◆ **Written instruction**
Transcribe every line exactly. Leave the pictures behind.

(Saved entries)
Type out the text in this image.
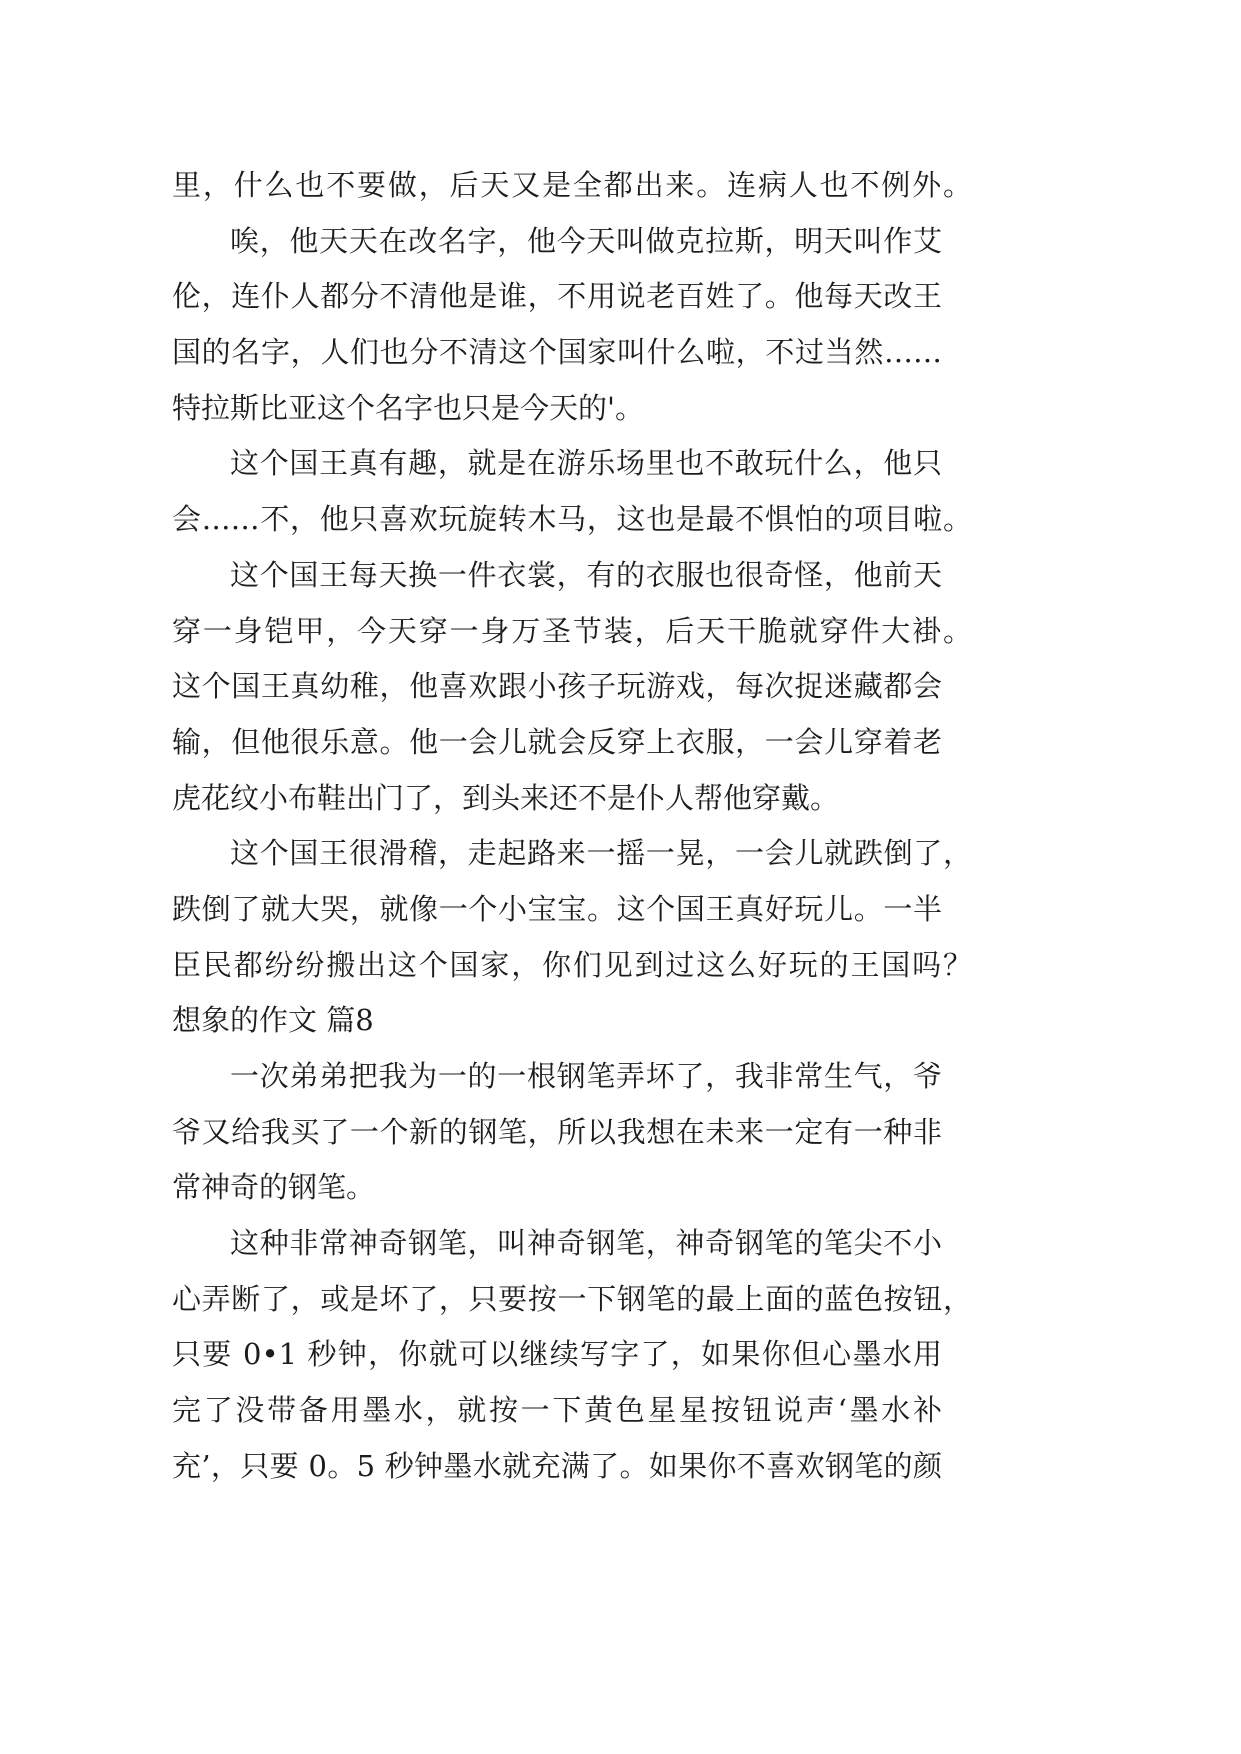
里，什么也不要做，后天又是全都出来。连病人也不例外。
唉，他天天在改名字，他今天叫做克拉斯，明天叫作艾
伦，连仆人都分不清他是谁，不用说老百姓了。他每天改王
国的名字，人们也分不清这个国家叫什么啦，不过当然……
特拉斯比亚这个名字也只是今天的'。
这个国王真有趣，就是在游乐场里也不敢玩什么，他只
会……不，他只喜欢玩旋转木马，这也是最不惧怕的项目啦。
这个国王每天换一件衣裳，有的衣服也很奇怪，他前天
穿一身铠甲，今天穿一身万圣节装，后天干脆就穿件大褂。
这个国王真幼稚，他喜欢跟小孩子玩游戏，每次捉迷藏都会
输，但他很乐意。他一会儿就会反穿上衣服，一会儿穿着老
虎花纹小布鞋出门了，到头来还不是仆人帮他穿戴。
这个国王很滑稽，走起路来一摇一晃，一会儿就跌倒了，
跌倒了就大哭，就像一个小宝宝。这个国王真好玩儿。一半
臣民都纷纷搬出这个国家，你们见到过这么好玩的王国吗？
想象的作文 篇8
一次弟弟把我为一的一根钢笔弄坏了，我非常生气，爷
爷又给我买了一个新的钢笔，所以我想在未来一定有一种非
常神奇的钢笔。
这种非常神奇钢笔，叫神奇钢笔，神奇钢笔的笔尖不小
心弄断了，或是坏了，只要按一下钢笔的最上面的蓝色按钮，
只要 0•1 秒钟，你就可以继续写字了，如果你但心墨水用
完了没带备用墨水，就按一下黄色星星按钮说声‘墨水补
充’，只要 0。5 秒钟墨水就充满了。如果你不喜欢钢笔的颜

◆ **Result of the task**
Type out the text in this image.
里，什么也不要做，后天又是全都出来。连病人也不例外。
唉，他天天在改名字，他今天叫做克拉斯，明天叫作艾
伦，连仆人都分不清他是谁，不用说老百姓了。他每天改王
国的名字，人们也分不清这个国家叫什么啦，不过当然……
特拉斯比亚这个名字也只是今天的'。
这个国王真有趣，就是在游乐场里也不敢玩什么，他只
会……不，他只喜欢玩旋转木马，这也是最不惧怕的项目啦。
这个国王每天换一件衣裳，有的衣服也很奇怪，他前天
穿一身铠甲，今天穿一身万圣节装，后天干脆就穿件大褂。
这个国王真幼稚，他喜欢跟小孩子玩游戏，每次捉迷藏都会
输，但他很乐意。他一会儿就会反穿上衣服，一会儿穿着老
虎花纹小布鞋出门了，到头来还不是仆人帮他穿戴。
这个国王很滑稽，走起路来一摇一晃，一会儿就跌倒了，
跌倒了就大哭，就像一个小宝宝。这个国王真好玩儿。一半
臣民都纷纷搬出这个国家，你们见到过这么好玩的王国吗？
想象的作文 篇8
一次弟弟把我为一的一根钢笔弄坏了，我非常生气，爷
爷又给我买了一个新的钢笔，所以我想在未来一定有一种非
常神奇的钢笔。
这种非常神奇钢笔，叫神奇钢笔，神奇钢笔的笔尖不小
心弄断了，或是坏了，只要按一下钢笔的最上面的蓝色按钮，
只要 0•1 秒钟，你就可以继续写字了，如果你但心墨水用
完了没带备用墨水，就按一下黄色星星按钮说声‘墨水补
充’，只要 0。5 秒钟墨水就充满了。如果你不喜欢钢笔的颜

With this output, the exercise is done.